Where a line contains the string "воды", copy that line.

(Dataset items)
______________________________

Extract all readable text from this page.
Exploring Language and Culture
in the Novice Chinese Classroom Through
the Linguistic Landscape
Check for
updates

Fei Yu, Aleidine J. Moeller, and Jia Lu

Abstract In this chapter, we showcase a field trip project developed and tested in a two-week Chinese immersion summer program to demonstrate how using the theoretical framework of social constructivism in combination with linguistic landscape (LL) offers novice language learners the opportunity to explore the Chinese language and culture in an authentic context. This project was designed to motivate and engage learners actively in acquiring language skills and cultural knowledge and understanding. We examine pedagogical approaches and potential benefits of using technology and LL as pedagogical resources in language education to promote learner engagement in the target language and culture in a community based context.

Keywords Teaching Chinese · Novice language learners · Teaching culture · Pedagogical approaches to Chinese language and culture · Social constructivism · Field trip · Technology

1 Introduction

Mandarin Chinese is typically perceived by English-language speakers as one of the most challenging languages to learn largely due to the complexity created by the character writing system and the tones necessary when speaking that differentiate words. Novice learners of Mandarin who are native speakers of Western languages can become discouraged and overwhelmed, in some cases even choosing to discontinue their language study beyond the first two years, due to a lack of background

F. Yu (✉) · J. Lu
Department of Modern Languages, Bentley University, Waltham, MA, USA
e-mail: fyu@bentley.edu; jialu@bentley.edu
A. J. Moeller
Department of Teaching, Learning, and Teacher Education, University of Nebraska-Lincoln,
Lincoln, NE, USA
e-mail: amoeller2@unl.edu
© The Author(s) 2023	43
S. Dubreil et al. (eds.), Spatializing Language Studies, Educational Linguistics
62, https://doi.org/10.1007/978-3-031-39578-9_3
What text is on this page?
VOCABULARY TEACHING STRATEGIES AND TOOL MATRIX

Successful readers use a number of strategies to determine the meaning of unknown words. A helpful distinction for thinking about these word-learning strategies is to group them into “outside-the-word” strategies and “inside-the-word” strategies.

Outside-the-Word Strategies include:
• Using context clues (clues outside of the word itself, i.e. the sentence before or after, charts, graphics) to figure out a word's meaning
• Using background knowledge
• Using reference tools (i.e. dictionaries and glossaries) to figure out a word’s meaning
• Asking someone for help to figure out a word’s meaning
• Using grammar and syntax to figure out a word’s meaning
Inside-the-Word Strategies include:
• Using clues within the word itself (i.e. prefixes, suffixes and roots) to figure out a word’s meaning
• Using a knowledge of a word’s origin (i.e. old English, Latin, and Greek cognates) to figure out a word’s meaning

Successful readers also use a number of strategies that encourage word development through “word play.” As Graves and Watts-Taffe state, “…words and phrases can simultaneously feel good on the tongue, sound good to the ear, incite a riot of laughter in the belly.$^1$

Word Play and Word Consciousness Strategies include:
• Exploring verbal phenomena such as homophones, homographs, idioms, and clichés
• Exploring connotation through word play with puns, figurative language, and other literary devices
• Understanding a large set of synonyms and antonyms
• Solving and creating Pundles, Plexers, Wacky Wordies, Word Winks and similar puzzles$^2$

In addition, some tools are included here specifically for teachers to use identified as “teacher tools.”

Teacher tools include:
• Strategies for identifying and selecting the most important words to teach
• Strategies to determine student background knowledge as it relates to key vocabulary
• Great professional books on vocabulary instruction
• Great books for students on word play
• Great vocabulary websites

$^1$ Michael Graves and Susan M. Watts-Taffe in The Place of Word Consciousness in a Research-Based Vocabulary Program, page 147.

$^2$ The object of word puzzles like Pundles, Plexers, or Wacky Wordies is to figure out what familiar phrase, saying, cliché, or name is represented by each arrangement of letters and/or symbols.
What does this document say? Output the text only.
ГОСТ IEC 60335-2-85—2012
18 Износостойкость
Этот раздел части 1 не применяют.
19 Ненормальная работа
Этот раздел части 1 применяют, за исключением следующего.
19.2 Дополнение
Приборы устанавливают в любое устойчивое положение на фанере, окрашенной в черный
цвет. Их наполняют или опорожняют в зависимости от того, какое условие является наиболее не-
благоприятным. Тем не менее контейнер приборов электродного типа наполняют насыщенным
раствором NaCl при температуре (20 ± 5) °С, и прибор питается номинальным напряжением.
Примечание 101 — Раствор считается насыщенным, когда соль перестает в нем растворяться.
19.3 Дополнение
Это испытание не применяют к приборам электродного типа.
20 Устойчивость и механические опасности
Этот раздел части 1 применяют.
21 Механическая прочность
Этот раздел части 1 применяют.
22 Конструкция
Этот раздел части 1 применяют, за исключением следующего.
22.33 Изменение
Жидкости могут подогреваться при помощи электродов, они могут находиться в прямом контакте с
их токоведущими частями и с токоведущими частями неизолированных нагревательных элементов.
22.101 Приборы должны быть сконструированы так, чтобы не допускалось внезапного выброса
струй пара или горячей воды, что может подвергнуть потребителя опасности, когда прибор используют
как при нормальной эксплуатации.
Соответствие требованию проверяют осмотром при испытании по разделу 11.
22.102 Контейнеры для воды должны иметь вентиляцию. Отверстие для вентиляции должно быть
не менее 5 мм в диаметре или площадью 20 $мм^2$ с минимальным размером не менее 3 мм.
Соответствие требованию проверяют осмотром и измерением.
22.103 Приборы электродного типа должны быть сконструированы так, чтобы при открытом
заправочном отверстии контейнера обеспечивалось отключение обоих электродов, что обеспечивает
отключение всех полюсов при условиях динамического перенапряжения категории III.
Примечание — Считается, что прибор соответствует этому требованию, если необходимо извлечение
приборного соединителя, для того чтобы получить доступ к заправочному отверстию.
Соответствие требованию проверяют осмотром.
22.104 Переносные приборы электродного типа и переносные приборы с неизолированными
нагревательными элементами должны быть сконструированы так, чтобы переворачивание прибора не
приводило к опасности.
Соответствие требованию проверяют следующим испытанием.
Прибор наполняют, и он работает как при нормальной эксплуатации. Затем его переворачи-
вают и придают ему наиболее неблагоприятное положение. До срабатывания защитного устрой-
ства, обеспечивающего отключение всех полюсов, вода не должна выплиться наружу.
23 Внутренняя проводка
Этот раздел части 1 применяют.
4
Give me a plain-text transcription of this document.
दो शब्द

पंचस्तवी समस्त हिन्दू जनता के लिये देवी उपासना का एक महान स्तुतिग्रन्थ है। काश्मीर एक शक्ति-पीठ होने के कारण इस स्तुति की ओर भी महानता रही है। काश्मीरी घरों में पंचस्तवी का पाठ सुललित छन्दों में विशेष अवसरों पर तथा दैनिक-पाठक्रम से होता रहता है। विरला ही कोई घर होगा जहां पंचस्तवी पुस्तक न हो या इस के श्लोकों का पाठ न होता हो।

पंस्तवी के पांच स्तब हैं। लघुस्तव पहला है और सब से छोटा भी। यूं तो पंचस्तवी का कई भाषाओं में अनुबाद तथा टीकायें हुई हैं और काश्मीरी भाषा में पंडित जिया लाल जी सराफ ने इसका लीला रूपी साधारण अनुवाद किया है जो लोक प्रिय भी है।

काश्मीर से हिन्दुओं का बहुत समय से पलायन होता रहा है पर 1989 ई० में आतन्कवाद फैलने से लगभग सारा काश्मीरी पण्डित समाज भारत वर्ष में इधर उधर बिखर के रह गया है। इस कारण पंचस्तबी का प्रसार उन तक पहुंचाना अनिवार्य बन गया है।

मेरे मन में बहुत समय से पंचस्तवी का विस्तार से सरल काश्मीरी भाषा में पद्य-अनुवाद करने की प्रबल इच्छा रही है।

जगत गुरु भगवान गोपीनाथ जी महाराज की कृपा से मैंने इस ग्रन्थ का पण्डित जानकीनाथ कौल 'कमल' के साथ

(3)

______________________________

[Finished task]:
струй пара или горячей воды, что может подвергнуть потребителя опасности, когда прибор используют
22.102 Контейнеры для воды должны иметь вентиляцию. Отверстие для вентиляции должно быть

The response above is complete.